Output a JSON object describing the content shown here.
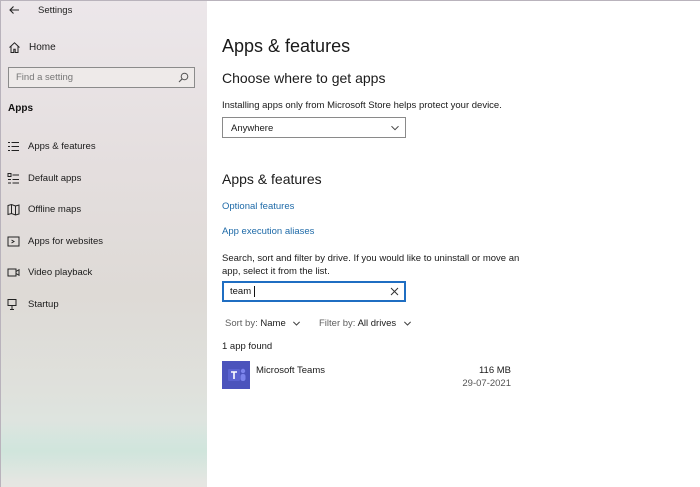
{
  "window": {
    "title": "Settings"
  },
  "sidebar": {
    "home_label": "Home",
    "search_placeholder": "Find a setting",
    "section": "Apps",
    "items": [
      {
        "label": "Apps & features",
        "icon": "list-icon"
      },
      {
        "label": "Default apps",
        "icon": "default-apps-icon"
      },
      {
        "label": "Offline maps",
        "icon": "map-icon"
      },
      {
        "label": "Apps for websites",
        "icon": "website-icon"
      },
      {
        "label": "Video playback",
        "icon": "video-icon"
      },
      {
        "label": "Startup",
        "icon": "startup-icon"
      }
    ]
  },
  "main": {
    "title": "Apps & features",
    "choose_heading": "Choose where to get apps",
    "choose_desc": "Installing apps only from Microsoft Store helps protect your device.",
    "source_dropdown": {
      "value": "Anywhere"
    },
    "features_heading": "Apps & features",
    "link_optional": "Optional features",
    "link_aliases": "App execution aliases",
    "search_desc_line1": "Search, sort and filter by drive. If you would like to uninstall or move an",
    "search_desc_line2": "app, select it from the list.",
    "search_value": "team",
    "sort_label": "Sort by:",
    "sort_value": "Name",
    "filter_label": "Filter by:",
    "filter_value": "All drives",
    "result_count": "1 app found",
    "apps": [
      {
        "name": "Microsoft Teams",
        "size": "116 MB",
        "date": "29-07-2021",
        "icon": "teams-icon"
      }
    ]
  },
  "colors": {
    "accent": "#1f6ec2",
    "link": "#1e6aa8",
    "teams": "#4b53bc"
  }
}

▸ DIRECTIONS: Repeat the listing in full and exactly. Do not include any images.

▸ ANSWER FOR THE TASK:
Output a JSON object describing the content shown here.
{
  "window": {
    "title": "Settings"
  },
  "sidebar": {
    "home_label": "Home",
    "search_placeholder": "Find a setting",
    "section": "Apps",
    "items": [
      {
        "label": "Apps & features",
        "icon": "list-icon"
      },
      {
        "label": "Default apps",
        "icon": "default-apps-icon"
      },
      {
        "label": "Offline maps",
        "icon": "map-icon"
      },
      {
        "label": "Apps for websites",
        "icon": "website-icon"
      },
      {
        "label": "Video playback",
        "icon": "video-icon"
      },
      {
        "label": "Startup",
        "icon": "startup-icon"
      }
    ]
  },
  "main": {
    "title": "Apps & features",
    "choose_heading": "Choose where to get apps",
    "choose_desc": "Installing apps only from Microsoft Store helps protect your device.",
    "source_dropdown": {
      "value": "Anywhere"
    },
    "features_heading": "Apps & features",
    "link_optional": "Optional features",
    "link_aliases": "App execution aliases",
    "search_desc_line1": "Search, sort and filter by drive. If you would like to uninstall or move an",
    "search_desc_line2": "app, select it from the list.",
    "search_value": "team",
    "sort_label": "Sort by:",
    "sort_value": "Name",
    "filter_label": "Filter by:",
    "filter_value": "All drives",
    "result_count": "1 app found",
    "apps": [
      {
        "name": "Microsoft Teams",
        "size": "116 MB",
        "date": "29-07-2021",
        "icon": "teams-icon"
      }
    ]
  },
  "colors": {
    "accent": "#1f6ec2",
    "link": "#1e6aa8",
    "teams": "#4b53bc"
  }
}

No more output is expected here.